The problem: Return every line of the material below word for word, leaving out the pictures.

Information provided:

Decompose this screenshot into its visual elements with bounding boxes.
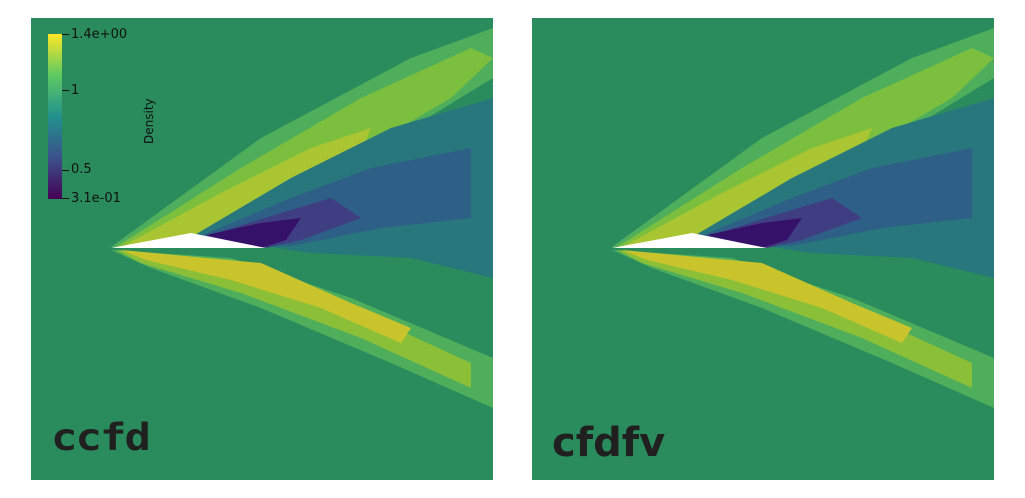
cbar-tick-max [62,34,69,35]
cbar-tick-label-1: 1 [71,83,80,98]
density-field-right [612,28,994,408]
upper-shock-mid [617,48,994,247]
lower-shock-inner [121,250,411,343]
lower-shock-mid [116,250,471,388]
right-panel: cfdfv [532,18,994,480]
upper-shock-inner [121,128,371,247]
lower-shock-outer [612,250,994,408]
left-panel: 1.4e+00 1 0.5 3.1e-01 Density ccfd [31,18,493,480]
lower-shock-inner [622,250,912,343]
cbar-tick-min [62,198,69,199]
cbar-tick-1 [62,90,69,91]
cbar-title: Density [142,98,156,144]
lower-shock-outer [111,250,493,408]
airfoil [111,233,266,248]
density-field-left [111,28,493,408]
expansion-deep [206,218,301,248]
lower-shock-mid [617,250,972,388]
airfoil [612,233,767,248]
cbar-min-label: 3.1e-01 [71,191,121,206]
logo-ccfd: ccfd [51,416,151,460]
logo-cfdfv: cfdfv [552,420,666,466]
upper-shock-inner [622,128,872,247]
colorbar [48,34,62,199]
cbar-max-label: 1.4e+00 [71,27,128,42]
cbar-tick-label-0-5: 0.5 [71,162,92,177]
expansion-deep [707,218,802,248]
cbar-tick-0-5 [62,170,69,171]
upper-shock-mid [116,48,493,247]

Completed task:
Decompose this screenshot into its visual elements with bounding boxes.
cbar-tick-max [62,34,69,35]
cbar-tick-label-1: 1 [71,83,80,98]
density-field-right [612,28,994,408]
upper-shock-mid [617,48,994,247]
lower-shock-inner [121,250,411,343]
lower-shock-mid [116,250,471,388]
right-panel: cfdfv [532,18,994,480]
upper-shock-inner [121,128,371,247]
lower-shock-outer [612,250,994,408]
left-panel: 1.4e+00 1 0.5 3.1e-01 Density ccfd [31,18,493,480]
lower-shock-inner [622,250,912,343]
cbar-tick-min [62,198,69,199]
cbar-tick-1 [62,90,69,91]
cbar-title: Density [142,98,156,144]
lower-shock-outer [111,250,493,408]
airfoil [111,233,266,248]
density-field-left [111,28,493,408]
expansion-deep [206,218,301,248]
lower-shock-mid [617,250,972,388]
airfoil [612,233,767,248]
cbar-min-label: 3.1e-01 [71,191,121,206]
logo-ccfd: ccfd [51,416,151,460]
logo-cfdfv: cfdfv [552,420,666,466]
upper-shock-inner [622,128,872,247]
colorbar [48,34,62,199]
cbar-max-label: 1.4e+00 [71,27,128,42]
cbar-tick-label-0-5: 0.5 [71,162,92,177]
expansion-deep [707,218,802,248]
cbar-tick-0-5 [62,170,69,171]
upper-shock-mid [116,48,493,247]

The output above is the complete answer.